WHAT TO PRODUCE: Repeat each entry word for word. Leave any images out of the copy.

DATASET:
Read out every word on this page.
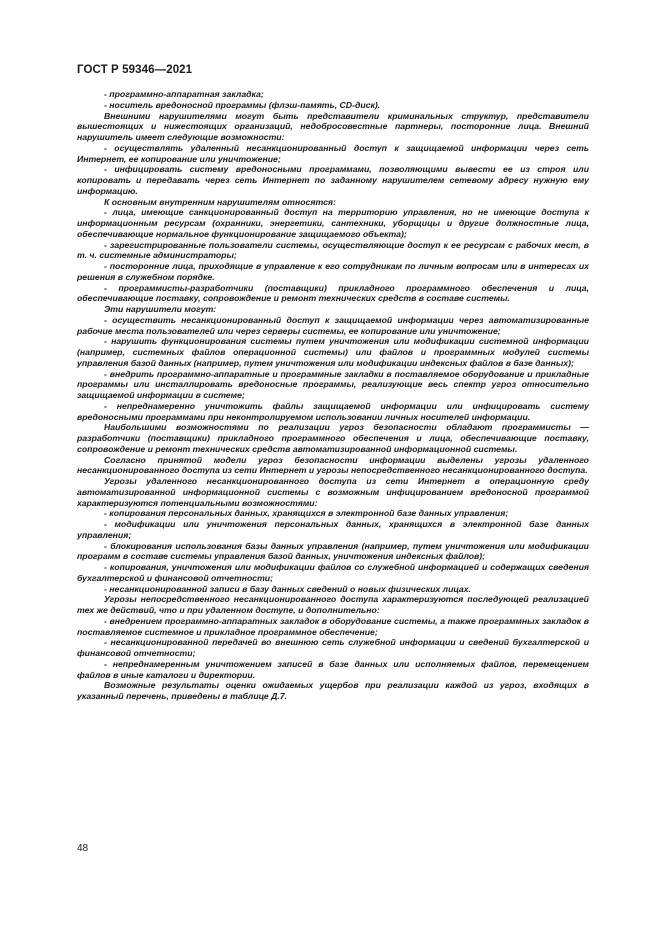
ГОСТ Р 59346—2021

- программно-аппаратная закладка;

- носитель вредоносной программы (флэш-память, CD-диск).

Внешними нарушителями могут быть представители криминальных структур, представители вышестоящих и нижестоящих организаций, недобросовестные партнеры, посторонние лица. Внешний нарушитель имеет следующие возможности:

- осуществлять удаленный несанкционированный доступ к защищаемой информации через сеть Интернет, ее копирование или уничтожение;

- инфицировать систему вредоносными программами, позволяющими вывести ее из строя или копировать и передавать через сеть Интернет по заданному нарушителем сетевому адресу нужную ему информацию.

К основным внутренним нарушителям относятся:

- лица, имеющие санкционированный доступ на территорию управления, но не имеющие доступа к информационным ресурсам (охранники, энергетики, сантехники, уборщицы и другие должностные лица, обеспечивающие нормальное функционирование защищаемого объекта);

- зарегистрированные пользователи системы, осуществляющие доступ к ее ресурсам с рабочих мест, в т. ч. системные администраторы;

- посторонние лица, приходящие в управление к его сотрудникам по личным вопросам или в интересах их решения в служебном порядке.

- программисты-разработчики (поставщики) прикладного программного обеспечения и лица, обеспечивающие поставку, сопровождение и ремонт технических средств в составе системы.

Эти нарушители могут:

- осуществить несанкционированный доступ к защищаемой информации через автоматизированные рабочие места пользователей или через серверы системы, ее копирование или уничтожение;

- нарушить функционирования системы путем уничтожения или модификации системной информации (например, системных файлов операционной системы) или файлов и программных модулей системы управления базой данных (например, путем уничтожения или модификации индексных файлов в базе данных);

- внедрить программно-аппаратные и программные закладки в поставляемое оборудование и прикладные программы или инсталлировать вредоносные программы, реализующие весь спектр угроз относительно защищаемой информации в системе;

- непреднамеренно уничтожить файлы защищаемой информации или инфицировать систему вредоносными программами при неконтролируемом использовании личных носителей информации.

Наибольшими возможностями по реализации угроз безопасности обладают программисты — разработчики (поставщики) прикладного программного обеспечения и лица, обеспечивающие поставку, сопровождение и ремонт технических средств автоматизированной информационной системы.

Согласно принятой модели угроз безопасности информации выделены угрозы удаленного несанкционированного доступа из сети Интернет и угрозы непосредственного несанкционированного доступа.

Угрозы удаленного несанкционированного доступа из сети Интернет в операционную среду автоматизированной информационной системы с возможным инфицированием вредоносной программой характеризуются потенциальными возможностями:

- копирования персональных данных, хранящихся в электронной базе данных управления;

- модификации или уничтожения персональных данных, хранящихся в электронной базе данных управления;

- блокирования использования базы данных управления (например, путем уничтожения или модификации программ в составе системы управления базой данных, уничтожения индексных файлов);

- копирования, уничтожения или модификации файлов со служебной информацией и содержащих сведения бухгалтерской и финансовой отчетности;

- несанкционированной записи в базу данных сведений о новых физических лицах.

Угрозы непосредственного несанкционированного доступа характеризуются последующей реализацией тех же действий, что и при удаленном доступе, и дополнительно:

- внедрением программно-аппаратных закладок в оборудование системы, а также программных закладок в поставляемое системное и прикладное программное обеспечение;

- несанкционированной передачей во внешнюю сеть служебной информации и сведений бухгалтерской и финансовой отчетности;

- непреднамеренным уничтожением записей в базе данных или исполняемых файлов, перемещением файлов в иные каталоги и директории.

Возможные результаты оценки ожидаемых ущербов при реализации каждой из угроз, входящих в указанный перечень, приведены в таблице Д.7.

48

ANSWER FOR THIS EXERCISE:
Read out every word on this page.
ГОСТ Р 59346—2021

- программно-аппаратная закладка;

- носитель вредоносной программы (флэш-память, CD-диск).

Внешними нарушителями могут быть представители криминальных структур, представители вышестоящих и нижестоящих организаций, недобросовестные партнеры, посторонние лица. Внешний нарушитель имеет следующие возможности:

- осуществлять удаленный несанкционированный доступ к защищаемой информации через сеть Интернет, ее копирование или уничтожение;

- инфицировать систему вредоносными программами, позволяющими вывести ее из строя или копировать и передавать через сеть Интернет по заданному нарушителем сетевому адресу нужную ему информацию.

К основным внутренним нарушителям относятся:

- лица, имеющие санкционированный доступ на территорию управления, но не имеющие доступа к информационным ресурсам (охранники, энергетики, сантехники, уборщицы и другие должностные лица, обеспечивающие нормальное функционирование защищаемого объекта);

- зарегистрированные пользователи системы, осуществляющие доступ к ее ресурсам с рабочих мест, в т. ч. системные администраторы;

- посторонние лица, приходящие в управление к его сотрудникам по личным вопросам или в интересах их решения в служебном порядке.

- программисты-разработчики (поставщики) прикладного программного обеспечения и лица, обеспечивающие поставку, сопровождение и ремонт технических средств в составе системы.

Эти нарушители могут:

- осуществить несанкционированный доступ к защищаемой информации через автоматизированные рабочие места пользователей или через серверы системы, ее копирование или уничтожение;

- нарушить функционирования системы путем уничтожения или модификации системной информации (например, системных файлов операционной системы) или файлов и программных модулей системы управления базой данных (например, путем уничтожения или модификации индексных файлов в базе данных);

- внедрить программно-аппаратные и программные закладки в поставляемое оборудование и прикладные программы или инсталлировать вредоносные программы, реализующие весь спектр угроз относительно защищаемой информации в системе;

- непреднамеренно уничтожить файлы защищаемой информации или инфицировать систему вредоносными программами при неконтролируемом использовании личных носителей информации.

Наибольшими возможностями по реализации угроз безопасности обладают программисты — разработчики (поставщики) прикладного программного обеспечения и лица, обеспечивающие поставку, сопровождение и ремонт технических средств автоматизированной информационной системы.

Согласно принятой модели угроз безопасности информации выделены угрозы удаленного несанкционированного доступа из сети Интернет и угрозы непосредственного несанкционированного доступа.

Угрозы удаленного несанкционированного доступа из сети Интернет в операционную среду автоматизированной информационной системы с возможным инфицированием вредоносной программой характеризуются потенциальными возможностями:

- копирования персональных данных, хранящихся в электронной базе данных управления;

- модификации или уничтожения персональных данных, хранящихся в электронной базе данных управления;

- блокирования использования базы данных управления (например, путем уничтожения или модификации программ в составе системы управления базой данных, уничтожения индексных файлов);

- копирования, уничтожения или модификации файлов со служебной информацией и содержащих сведения бухгалтерской и финансовой отчетности;

- несанкционированной записи в базу данных сведений о новых физических лицах.

Угрозы непосредственного несанкционированного доступа характеризуются последующей реализацией тех же действий, что и при удаленном доступе, и дополнительно:

- внедрением программно-аппаратных закладок в оборудование системы, а также программных закладок в поставляемое системное и прикладное программное обеспечение;

- несанкционированной передачей во внешнюю сеть служебной информации и сведений бухгалтерской и финансовой отчетности;

- непреднамеренным уничтожением записей в базе данных или исполняемых файлов, перемещением файлов в иные каталоги и директории.

Возможные результаты оценки ожидаемых ущербов при реализации каждой из угроз, входящих в указанный перечень, приведены в таблице Д.7.

48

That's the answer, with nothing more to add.